AIM ▸ Rewrite the rows as a numbered list, omitting blank lines. Begin with the first row and stop after the row that contains "bullet-text: Recalculate ranking".

Element placement data ▸
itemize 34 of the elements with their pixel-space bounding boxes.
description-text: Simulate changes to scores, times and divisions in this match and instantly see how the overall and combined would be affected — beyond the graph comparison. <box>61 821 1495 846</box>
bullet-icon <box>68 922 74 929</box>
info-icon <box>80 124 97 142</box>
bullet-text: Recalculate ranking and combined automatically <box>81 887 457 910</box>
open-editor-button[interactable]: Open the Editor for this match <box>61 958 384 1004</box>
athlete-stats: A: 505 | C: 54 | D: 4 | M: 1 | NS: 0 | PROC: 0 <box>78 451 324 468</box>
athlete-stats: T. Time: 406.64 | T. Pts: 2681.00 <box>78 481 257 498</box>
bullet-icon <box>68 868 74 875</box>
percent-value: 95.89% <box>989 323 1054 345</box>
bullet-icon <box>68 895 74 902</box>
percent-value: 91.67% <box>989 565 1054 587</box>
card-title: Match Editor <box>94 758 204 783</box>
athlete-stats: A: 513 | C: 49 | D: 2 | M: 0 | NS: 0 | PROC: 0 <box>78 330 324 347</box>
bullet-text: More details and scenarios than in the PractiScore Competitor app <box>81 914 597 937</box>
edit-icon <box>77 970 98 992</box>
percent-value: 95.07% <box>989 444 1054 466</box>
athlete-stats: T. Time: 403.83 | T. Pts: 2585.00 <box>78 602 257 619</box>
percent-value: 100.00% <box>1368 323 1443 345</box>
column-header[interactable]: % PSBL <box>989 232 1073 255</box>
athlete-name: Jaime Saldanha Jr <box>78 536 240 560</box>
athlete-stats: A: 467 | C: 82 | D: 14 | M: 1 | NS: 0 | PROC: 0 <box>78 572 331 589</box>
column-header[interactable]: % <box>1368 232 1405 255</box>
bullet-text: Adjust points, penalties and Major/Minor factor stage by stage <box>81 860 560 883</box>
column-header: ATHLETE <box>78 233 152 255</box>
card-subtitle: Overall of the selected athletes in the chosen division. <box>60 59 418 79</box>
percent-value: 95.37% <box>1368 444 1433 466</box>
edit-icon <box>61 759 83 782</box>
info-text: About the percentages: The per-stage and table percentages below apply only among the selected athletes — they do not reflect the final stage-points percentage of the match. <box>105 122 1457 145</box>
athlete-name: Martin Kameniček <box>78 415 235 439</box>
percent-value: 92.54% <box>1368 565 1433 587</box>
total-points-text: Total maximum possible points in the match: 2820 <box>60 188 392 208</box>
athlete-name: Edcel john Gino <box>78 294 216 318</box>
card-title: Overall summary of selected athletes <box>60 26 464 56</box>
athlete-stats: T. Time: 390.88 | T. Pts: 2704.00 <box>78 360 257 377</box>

ANSWER TO THE EXERCISE ▸
1. itemize 34 of the elements with their pixel-space bounding boxes.
2. description-text: Simulate changes to scores, times and divisions in this match and instantly see how the overall and combined would be affected — beyond the graph comparison. <box>61 821 1495 846</box>
3. bullet-icon <box>68 922 74 929</box>
4. info-icon <box>80 124 97 142</box>
5. bullet-text: Recalculate ranking and combined automatically <box>81 887 457 910</box>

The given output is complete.